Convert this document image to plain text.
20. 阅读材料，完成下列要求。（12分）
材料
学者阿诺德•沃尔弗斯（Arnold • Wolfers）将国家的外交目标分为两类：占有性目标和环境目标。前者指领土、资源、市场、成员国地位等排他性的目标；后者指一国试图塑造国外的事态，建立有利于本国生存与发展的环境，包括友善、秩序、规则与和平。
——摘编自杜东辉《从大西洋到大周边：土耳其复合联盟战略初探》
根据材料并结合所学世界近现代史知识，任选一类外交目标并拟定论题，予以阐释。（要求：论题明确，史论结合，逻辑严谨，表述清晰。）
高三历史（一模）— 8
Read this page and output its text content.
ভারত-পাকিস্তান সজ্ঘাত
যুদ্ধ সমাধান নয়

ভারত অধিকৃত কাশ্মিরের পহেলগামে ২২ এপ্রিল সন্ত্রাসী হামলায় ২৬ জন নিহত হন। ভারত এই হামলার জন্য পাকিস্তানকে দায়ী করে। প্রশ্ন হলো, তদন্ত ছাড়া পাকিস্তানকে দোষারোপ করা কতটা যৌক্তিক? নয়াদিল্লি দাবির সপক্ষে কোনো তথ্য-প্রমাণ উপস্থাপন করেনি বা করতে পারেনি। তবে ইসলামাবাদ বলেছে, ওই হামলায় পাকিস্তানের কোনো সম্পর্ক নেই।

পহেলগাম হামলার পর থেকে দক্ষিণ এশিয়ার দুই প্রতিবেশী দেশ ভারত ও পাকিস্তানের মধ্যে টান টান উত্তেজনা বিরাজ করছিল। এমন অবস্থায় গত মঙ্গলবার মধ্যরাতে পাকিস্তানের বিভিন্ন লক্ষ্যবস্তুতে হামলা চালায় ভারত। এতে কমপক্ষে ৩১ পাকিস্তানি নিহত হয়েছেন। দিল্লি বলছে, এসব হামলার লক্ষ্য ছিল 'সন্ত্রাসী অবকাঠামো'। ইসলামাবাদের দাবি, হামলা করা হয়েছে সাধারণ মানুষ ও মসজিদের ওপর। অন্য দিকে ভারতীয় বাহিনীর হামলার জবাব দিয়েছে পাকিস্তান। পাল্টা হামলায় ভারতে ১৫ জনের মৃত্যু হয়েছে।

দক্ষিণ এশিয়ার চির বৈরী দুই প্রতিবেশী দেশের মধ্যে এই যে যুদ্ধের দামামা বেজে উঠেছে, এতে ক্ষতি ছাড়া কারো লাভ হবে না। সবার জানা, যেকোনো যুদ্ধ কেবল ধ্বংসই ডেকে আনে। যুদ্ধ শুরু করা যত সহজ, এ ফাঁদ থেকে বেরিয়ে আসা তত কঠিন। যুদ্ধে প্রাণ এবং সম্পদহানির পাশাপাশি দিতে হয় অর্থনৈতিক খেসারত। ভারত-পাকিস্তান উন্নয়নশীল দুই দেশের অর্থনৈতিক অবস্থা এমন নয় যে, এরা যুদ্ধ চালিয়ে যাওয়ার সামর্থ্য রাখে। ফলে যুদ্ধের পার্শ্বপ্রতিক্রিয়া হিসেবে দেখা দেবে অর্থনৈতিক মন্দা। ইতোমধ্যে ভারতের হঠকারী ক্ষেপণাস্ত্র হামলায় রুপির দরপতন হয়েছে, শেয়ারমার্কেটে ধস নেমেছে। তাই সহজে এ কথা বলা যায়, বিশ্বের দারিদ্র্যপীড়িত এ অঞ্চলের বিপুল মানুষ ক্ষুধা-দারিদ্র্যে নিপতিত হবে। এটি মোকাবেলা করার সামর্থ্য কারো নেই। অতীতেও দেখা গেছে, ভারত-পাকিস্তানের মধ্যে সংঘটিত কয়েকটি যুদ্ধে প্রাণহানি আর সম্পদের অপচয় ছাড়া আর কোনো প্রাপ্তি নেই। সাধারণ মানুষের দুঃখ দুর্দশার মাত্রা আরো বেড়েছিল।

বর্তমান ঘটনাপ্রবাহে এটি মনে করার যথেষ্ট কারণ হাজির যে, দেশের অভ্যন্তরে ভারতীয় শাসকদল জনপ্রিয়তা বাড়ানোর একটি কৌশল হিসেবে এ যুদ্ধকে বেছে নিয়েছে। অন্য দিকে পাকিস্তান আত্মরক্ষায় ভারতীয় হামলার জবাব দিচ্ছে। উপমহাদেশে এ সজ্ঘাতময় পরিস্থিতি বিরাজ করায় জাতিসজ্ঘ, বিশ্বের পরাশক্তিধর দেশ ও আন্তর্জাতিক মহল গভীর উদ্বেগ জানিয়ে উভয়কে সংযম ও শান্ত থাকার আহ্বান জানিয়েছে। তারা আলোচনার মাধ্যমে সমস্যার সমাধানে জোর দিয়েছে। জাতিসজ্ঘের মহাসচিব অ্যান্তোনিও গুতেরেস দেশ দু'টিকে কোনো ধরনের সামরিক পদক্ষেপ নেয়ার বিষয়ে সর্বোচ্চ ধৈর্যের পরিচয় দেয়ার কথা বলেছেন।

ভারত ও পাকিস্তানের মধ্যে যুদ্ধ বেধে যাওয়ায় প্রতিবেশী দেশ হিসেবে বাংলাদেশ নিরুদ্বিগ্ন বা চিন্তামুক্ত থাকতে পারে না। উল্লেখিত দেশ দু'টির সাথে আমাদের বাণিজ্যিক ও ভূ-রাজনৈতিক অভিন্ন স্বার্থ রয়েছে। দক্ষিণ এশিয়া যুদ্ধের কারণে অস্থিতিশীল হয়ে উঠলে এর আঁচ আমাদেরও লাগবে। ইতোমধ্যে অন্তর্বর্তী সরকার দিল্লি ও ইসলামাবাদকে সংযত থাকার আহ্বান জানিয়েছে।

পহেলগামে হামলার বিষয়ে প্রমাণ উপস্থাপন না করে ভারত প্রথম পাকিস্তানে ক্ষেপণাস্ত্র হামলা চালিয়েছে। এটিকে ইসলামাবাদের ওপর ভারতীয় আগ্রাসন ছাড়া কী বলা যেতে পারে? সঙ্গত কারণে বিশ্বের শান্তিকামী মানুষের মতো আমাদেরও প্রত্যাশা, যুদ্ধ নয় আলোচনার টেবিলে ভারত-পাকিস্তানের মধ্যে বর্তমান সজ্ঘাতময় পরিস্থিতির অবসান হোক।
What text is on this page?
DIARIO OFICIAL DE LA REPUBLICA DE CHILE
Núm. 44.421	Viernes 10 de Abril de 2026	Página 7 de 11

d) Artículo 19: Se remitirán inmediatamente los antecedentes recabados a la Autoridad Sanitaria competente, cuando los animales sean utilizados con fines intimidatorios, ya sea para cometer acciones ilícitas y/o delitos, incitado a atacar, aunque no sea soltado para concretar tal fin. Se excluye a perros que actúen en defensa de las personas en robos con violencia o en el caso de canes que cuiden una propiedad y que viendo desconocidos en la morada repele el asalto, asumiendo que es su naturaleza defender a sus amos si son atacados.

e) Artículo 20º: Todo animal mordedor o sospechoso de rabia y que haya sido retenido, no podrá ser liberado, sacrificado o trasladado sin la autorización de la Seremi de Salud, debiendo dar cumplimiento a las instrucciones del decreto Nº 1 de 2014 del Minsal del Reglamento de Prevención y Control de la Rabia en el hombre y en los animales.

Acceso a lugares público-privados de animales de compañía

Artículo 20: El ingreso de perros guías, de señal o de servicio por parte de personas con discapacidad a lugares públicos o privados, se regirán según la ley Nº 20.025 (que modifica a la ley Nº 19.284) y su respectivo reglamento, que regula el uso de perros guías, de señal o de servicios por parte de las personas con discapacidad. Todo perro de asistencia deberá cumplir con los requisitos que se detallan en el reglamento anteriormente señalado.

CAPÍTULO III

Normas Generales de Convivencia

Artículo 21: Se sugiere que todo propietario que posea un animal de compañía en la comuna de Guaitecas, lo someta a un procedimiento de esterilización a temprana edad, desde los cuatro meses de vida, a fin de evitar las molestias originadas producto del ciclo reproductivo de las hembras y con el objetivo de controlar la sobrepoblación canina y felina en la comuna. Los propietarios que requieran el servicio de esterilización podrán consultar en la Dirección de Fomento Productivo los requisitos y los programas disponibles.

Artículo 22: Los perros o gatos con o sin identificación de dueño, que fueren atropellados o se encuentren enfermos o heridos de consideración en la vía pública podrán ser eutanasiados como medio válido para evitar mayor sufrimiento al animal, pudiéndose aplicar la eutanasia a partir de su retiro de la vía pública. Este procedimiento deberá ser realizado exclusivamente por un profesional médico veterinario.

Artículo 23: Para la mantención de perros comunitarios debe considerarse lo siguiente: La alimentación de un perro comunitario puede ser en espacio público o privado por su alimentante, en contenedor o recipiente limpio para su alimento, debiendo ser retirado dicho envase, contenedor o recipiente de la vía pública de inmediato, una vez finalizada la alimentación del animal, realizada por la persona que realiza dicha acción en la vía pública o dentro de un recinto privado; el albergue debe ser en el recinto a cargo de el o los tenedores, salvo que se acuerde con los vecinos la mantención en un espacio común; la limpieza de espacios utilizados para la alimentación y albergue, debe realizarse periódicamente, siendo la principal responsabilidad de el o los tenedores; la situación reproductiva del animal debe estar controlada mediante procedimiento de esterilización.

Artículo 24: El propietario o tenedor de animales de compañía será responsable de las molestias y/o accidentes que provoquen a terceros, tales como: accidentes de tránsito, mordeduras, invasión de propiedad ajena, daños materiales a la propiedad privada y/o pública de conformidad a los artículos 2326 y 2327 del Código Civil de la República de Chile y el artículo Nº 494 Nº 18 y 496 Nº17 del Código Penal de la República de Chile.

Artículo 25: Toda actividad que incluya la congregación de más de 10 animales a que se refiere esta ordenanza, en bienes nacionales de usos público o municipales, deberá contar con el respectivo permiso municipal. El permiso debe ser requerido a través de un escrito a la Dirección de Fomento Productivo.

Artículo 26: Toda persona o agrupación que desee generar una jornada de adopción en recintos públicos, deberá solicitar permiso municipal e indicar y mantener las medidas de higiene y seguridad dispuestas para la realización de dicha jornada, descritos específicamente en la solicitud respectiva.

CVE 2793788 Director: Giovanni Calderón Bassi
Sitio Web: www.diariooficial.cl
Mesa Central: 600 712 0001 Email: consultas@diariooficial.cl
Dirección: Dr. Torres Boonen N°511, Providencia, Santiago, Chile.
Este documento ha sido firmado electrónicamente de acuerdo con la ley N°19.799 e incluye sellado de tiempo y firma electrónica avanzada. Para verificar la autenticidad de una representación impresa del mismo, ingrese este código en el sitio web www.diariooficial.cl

---------------

**GIVEN EXERCISE**
Show the lines where the word "page" appears in the entries.

**TASK RESULT**
Read this page and output its text content.
What text is on this page?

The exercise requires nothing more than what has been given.